* **Problem statement**:
Print all the records exactly, please.

* **Provided data**:
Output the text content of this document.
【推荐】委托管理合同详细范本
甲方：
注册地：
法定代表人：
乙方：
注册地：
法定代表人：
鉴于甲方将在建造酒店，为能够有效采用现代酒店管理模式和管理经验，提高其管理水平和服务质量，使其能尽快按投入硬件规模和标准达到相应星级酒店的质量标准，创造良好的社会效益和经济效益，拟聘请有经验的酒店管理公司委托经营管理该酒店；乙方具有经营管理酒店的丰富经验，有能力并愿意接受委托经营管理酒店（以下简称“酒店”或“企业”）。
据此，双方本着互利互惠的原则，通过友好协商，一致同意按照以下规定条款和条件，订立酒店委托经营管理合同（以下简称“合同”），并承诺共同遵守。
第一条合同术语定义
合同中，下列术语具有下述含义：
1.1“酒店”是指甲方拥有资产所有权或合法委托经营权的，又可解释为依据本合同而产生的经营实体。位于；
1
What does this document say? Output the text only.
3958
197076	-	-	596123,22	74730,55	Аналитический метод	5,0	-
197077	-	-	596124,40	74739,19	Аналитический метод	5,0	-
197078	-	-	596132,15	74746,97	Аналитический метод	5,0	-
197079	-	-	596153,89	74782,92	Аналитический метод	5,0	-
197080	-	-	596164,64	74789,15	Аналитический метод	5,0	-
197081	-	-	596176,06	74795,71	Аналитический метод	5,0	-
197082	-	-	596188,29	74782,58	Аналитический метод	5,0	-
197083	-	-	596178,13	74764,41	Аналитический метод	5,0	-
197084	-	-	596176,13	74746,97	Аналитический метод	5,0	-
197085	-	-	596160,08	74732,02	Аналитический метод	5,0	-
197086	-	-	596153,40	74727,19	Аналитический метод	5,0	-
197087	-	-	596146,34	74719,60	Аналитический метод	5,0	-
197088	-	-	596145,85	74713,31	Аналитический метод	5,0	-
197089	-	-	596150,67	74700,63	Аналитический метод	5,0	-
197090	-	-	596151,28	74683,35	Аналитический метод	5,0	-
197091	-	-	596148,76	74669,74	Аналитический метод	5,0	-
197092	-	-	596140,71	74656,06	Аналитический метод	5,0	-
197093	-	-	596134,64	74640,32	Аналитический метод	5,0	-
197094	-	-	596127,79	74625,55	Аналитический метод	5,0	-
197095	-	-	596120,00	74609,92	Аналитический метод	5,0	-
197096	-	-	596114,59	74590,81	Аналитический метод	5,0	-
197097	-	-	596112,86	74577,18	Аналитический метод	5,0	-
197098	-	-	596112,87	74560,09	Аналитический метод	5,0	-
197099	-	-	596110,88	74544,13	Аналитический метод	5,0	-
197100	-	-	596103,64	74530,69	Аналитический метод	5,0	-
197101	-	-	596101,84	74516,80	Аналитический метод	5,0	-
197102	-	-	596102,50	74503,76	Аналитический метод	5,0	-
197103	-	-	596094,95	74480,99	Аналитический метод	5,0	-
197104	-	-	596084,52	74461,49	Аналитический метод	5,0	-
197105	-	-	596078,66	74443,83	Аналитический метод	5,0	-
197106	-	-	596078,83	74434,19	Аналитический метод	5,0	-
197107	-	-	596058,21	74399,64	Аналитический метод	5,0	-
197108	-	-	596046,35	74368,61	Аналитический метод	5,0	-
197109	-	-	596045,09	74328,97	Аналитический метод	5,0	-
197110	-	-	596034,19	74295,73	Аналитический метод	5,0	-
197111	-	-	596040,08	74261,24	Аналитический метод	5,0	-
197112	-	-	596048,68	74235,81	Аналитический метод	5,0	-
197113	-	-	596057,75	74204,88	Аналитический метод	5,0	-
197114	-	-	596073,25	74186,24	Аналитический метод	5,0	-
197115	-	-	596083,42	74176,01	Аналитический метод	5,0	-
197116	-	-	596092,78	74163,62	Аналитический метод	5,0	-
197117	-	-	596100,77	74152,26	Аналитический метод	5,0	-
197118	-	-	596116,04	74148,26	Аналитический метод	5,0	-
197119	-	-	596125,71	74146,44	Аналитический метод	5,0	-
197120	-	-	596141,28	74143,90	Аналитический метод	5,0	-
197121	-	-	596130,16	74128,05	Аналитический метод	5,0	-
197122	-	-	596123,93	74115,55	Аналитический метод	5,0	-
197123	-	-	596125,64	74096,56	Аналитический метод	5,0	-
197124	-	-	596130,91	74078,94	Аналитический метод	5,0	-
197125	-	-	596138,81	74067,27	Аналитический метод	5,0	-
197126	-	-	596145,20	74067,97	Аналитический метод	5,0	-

* **Finished answer**:
Output the text content of this document.
【推荐】委托管理合同详细范本
甲方：
注册地：
法定代表人：
乙方：
注册地：
法定代表人：
鉴于甲方将在建造酒店，为能够有效采用现代酒店管理模式和管理经验，提高其管理水平和服务质量，使其能尽快按投入硬件规模和标准达到相应星级酒店的质量标准，创造良好的社会效益和经济效益，拟聘请有经验的酒店管理公司委托经营管理该酒店；乙方具有经营管理酒店的丰富经验，有能力并愿意接受委托经营管理酒店（以下简称“酒店”或“企业”）。
据此，双方本着互利互惠的原则，通过友好协商，一致同意按照以下规定条款和条件，订立酒店委托经营管理合同（以下简称“合同”），并承诺共同遵守。
第一条合同术语定义
合同中，下列术语具有下述含义：
1.1“酒店”是指甲方拥有资产所有权或合法委托经营权的，又可解释为依据本合同而产生的经营实体。位于；
1
What does this document say? Output the text only.
3958
197076	-	-	596123,22	74730,55	Аналитический метод	5,0	-
197077	-	-	596124,40	74739,19	Аналитический метод	5,0	-
197078	-	-	596132,15	74746,97	Аналитический метод	5,0	-
197079	-	-	596153,89	74782,92	Аналитический метод	5,0	-
197080	-	-	596164,64	74789,15	Аналитический метод	5,0	-
197081	-	-	596176,06	74795,71	Аналитический метод	5,0	-
197082	-	-	596188,29	74782,58	Аналитический метод	5,0	-
197083	-	-	596178,13	74764,41	Аналитический метод	5,0	-
197084	-	-	596176,13	74746,97	Аналитический метод	5,0	-
197085	-	-	596160,08	74732,02	Аналитический метод	5,0	-
197086	-	-	596153,40	74727,19	Аналитический метод	5,0	-
197087	-	-	596146,34	74719,60	Аналитический метод	5,0	-
197088	-	-	596145,85	74713,31	Аналитический метод	5,0	-
197089	-	-	596150,67	74700,63	Аналитический метод	5,0	-
197090	-	-	596151,28	74683,35	Аналитический метод	5,0	-
197091	-	-	596148,76	74669,74	Аналитический метод	5,0	-
197092	-	-	596140,71	74656,06	Аналитический метод	5,0	-
197093	-	-	596134,64	74640,32	Аналитический метод	5,0	-
197094	-	-	596127,79	74625,55	Аналитический метод	5,0	-
197095	-	-	596120,00	74609,92	Аналитический метод	5,0	-
197096	-	-	596114,59	74590,81	Аналитический метод	5,0	-
197097	-	-	596112,86	74577,18	Аналитический метод	5,0	-
197098	-	-	596112,87	74560,09	Аналитический метод	5,0	-
197099	-	-	596110,88	74544,13	Аналитический метод	5,0	-
197100	-	-	596103,64	74530,69	Аналитический метод	5,0	-
197101	-	-	596101,84	74516,80	Аналитический метод	5,0	-
197102	-	-	596102,50	74503,76	Аналитический метод	5,0	-
197103	-	-	596094,95	74480,99	Аналитический метод	5,0	-
197104	-	-	596084,52	74461,49	Аналитический метод	5,0	-
197105	-	-	596078,66	74443,83	Аналитический метод	5,0	-
197106	-	-	596078,83	74434,19	Аналитический метод	5,0	-
197107	-	-	596058,21	74399,64	Аналитический метод	5,0	-
197108	-	-	596046,35	74368,61	Аналитический метод	5,0	-
197109	-	-	596045,09	74328,97	Аналитический метод	5,0	-
197110	-	-	596034,19	74295,73	Аналитический метод	5,0	-
197111	-	-	596040,08	74261,24	Аналитический метод	5,0	-
197112	-	-	596048,68	74235,81	Аналитический метод	5,0	-
197113	-	-	596057,75	74204,88	Аналитический метод	5,0	-
197114	-	-	596073,25	74186,24	Аналитический метод	5,0	-
197115	-	-	596083,42	74176,01	Аналитический метод	5,0	-
197116	-	-	596092,78	74163,62	Аналитический метод	5,0	-
197117	-	-	596100,77	74152,26	Аналитический метод	5,0	-
197118	-	-	596116,04	74148,26	Аналитический метод	5,0	-
197119	-	-	596125,71	74146,44	Аналитический метод	5,0	-
197120	-	-	596141,28	74143,90	Аналитический метод	5,0	-
197121	-	-	596130,16	74128,05	Аналитический метод	5,0	-
197122	-	-	596123,93	74115,55	Аналитический метод	5,0	-
197123	-	-	596125,64	74096,56	Аналитический метод	5,0	-
197124	-	-	596130,91	74078,94	Аналитический метод	5,0	-
197125	-	-	596138,81	74067,27	Аналитический метод	5,0	-
197126	-	-	596145,20	74067,97	Аналитический метод	5,0	-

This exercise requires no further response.